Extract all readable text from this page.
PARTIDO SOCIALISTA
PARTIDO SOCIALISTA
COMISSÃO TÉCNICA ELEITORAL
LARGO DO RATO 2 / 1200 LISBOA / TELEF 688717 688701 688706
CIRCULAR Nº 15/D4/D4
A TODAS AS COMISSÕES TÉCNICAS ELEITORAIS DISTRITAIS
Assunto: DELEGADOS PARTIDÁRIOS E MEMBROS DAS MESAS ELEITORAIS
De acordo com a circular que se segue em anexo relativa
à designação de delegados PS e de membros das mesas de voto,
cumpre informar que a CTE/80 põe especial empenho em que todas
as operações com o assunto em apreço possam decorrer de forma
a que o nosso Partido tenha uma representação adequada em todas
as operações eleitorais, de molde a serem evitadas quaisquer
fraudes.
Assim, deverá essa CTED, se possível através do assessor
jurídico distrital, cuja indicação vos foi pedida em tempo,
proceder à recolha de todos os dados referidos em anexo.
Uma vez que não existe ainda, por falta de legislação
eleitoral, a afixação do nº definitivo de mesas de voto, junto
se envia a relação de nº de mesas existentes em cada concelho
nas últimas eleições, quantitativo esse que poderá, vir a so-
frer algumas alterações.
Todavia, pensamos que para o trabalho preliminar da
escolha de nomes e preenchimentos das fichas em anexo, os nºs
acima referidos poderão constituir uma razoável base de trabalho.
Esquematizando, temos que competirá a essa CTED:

■ ■ ■ ■

◆ Work to be completed: Scan the records for the string "referidos". Copy each line in which it appears.

◆ Worked solution:
proceder à recolha de todos os dados referidos em anexo.
acima referidos poderão constituir uma razoável base de trabalho.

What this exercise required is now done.